### WHAT YOU HAVE TO DO
Retype all of the data. Every line must match exactly.

### GIVEN ENTRIES
########################################

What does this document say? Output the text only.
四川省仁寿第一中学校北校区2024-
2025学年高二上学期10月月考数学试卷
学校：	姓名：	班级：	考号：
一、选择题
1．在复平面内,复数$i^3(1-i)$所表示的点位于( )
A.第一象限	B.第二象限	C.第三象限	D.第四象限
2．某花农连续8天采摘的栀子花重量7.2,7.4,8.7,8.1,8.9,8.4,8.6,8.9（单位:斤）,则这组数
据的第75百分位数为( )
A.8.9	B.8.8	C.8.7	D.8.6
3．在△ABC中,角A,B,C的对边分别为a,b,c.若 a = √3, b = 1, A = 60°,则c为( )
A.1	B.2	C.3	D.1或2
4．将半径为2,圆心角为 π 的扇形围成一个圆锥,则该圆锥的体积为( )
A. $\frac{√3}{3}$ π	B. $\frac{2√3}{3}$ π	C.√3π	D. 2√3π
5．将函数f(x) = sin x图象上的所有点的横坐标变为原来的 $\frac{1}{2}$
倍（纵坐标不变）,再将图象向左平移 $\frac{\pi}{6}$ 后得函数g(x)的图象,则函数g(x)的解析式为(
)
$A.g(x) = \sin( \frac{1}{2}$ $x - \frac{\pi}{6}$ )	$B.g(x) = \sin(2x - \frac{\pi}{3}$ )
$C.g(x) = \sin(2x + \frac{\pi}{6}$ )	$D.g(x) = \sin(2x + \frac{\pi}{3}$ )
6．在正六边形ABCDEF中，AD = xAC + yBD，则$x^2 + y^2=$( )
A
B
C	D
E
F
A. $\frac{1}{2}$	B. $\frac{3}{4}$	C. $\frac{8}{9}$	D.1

########################################

### WRITTEN ANSWER
What does this document say? Output the text only.
四川省仁寿第一中学校北校区2024-
2025学年高二上学期10月月考数学试卷
学校：	姓名：	班级：	考号：
一、选择题
1．在复平面内,复数$i^3(1-i)$所表示的点位于( )
A.第一象限	B.第二象限	C.第三象限	D.第四象限
2．某花农连续8天采摘的栀子花重量7.2,7.4,8.7,8.1,8.9,8.4,8.6,8.9（单位:斤）,则这组数
据的第75百分位数为( )
A.8.9	B.8.8	C.8.7	D.8.6
3．在△ABC中,角A,B,C的对边分别为a,b,c.若 a = √3, b = 1, A = 60°,则c为( )
A.1	B.2	C.3	D.1或2
4．将半径为2,圆心角为 π 的扇形围成一个圆锥,则该圆锥的体积为( )
A. $\frac{√3}{3}$ π	B. $\frac{2√3}{3}$ π	C.√3π	D. 2√3π
5．将函数f(x) = sin x图象上的所有点的横坐标变为原来的 $\frac{1}{2}$
倍（纵坐标不变）,再将图象向左平移 $\frac{\pi}{6}$ 后得函数g(x)的图象,则函数g(x)的解析式为(
)
$A.g(x) = \sin( \frac{1}{2}$ $x - \frac{\pi}{6}$ )	$B.g(x) = \sin(2x - \frac{\pi}{3}$ )
$C.g(x) = \sin(2x + \frac{\pi}{6}$ )	$D.g(x) = \sin(2x + \frac{\pi}{3}$ )
6．在正六边形ABCDEF中，AD = xAC + yBD，则$x^2 + y^2=$( )
A
B
C	D
E
F
A. $\frac{1}{2}$	B. $\frac{3}{4}$	C. $\frac{8}{9}$	D.1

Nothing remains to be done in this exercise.